_Task description:_
Search the listing below for the string "JSON" and copy every line where it occurs.

_Task input:_
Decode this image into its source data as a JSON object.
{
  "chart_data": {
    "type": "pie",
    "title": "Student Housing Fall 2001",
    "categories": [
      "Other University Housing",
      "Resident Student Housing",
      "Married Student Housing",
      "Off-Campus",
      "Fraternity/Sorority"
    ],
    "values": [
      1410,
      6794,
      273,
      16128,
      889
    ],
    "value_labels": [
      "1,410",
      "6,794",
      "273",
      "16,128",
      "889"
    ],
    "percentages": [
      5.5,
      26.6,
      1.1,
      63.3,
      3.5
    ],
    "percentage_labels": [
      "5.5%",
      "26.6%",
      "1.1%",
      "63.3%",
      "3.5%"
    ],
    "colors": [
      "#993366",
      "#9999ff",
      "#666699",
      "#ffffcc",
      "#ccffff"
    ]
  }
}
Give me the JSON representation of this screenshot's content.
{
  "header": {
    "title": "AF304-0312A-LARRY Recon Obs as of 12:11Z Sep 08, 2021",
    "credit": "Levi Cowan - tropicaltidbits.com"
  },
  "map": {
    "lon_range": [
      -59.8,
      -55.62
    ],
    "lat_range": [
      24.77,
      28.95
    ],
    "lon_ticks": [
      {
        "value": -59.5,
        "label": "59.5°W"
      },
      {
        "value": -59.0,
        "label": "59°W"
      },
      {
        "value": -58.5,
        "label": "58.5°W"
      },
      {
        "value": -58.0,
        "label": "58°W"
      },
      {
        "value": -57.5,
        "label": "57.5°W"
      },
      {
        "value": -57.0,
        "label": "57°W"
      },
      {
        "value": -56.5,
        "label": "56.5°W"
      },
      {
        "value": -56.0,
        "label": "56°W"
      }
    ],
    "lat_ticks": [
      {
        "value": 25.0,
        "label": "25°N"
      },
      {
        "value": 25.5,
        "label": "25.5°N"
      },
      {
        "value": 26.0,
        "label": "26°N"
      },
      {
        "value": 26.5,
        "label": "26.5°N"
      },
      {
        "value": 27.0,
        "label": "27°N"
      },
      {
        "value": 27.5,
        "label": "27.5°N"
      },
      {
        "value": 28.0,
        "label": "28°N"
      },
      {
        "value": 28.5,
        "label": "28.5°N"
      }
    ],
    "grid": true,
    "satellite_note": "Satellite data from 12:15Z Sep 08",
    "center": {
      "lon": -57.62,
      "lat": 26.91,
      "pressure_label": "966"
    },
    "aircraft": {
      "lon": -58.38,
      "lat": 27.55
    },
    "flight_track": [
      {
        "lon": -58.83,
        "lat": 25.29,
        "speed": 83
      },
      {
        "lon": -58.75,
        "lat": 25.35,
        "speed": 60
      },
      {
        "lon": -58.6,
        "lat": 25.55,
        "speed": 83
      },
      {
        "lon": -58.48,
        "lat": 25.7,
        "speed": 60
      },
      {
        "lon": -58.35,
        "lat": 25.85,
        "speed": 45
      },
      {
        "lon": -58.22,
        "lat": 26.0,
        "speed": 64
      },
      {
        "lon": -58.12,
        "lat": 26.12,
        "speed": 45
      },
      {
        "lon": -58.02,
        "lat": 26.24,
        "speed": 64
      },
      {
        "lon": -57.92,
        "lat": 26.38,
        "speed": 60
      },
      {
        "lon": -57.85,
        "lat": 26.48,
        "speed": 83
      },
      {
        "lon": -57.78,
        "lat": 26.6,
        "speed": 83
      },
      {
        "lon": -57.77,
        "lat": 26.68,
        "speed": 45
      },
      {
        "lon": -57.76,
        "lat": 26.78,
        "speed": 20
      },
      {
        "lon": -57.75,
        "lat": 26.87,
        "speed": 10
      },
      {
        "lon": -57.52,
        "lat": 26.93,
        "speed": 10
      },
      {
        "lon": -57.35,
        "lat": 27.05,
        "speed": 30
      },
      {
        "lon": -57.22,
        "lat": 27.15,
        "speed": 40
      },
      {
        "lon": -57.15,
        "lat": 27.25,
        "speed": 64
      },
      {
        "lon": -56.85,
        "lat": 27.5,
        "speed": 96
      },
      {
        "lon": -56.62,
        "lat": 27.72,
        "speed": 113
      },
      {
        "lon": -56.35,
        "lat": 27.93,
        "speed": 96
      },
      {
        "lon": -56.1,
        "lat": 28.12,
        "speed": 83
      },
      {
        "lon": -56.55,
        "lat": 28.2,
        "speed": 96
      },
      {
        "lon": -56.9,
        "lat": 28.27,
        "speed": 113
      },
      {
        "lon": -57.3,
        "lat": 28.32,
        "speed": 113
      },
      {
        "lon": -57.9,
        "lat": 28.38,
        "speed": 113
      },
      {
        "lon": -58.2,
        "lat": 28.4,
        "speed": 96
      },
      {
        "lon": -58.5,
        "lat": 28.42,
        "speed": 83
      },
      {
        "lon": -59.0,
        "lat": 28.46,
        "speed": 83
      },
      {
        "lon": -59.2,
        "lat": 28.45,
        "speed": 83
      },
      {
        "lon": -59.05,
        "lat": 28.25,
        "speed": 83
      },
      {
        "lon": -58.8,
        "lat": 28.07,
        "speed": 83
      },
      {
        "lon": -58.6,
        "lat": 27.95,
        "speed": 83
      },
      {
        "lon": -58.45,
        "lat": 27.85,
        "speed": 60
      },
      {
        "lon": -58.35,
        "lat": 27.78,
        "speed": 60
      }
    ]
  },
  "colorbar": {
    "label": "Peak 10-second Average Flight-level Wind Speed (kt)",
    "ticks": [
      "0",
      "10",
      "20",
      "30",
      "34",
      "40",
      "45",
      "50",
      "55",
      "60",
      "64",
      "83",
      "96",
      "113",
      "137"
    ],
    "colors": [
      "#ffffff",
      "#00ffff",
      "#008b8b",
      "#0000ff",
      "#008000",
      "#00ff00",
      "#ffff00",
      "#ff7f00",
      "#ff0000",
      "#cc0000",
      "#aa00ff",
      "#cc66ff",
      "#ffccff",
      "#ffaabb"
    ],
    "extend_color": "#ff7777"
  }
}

_Full answer:_
Decode this image into its source data as a JSON object.
Give me the JSON representation of this screenshot's content.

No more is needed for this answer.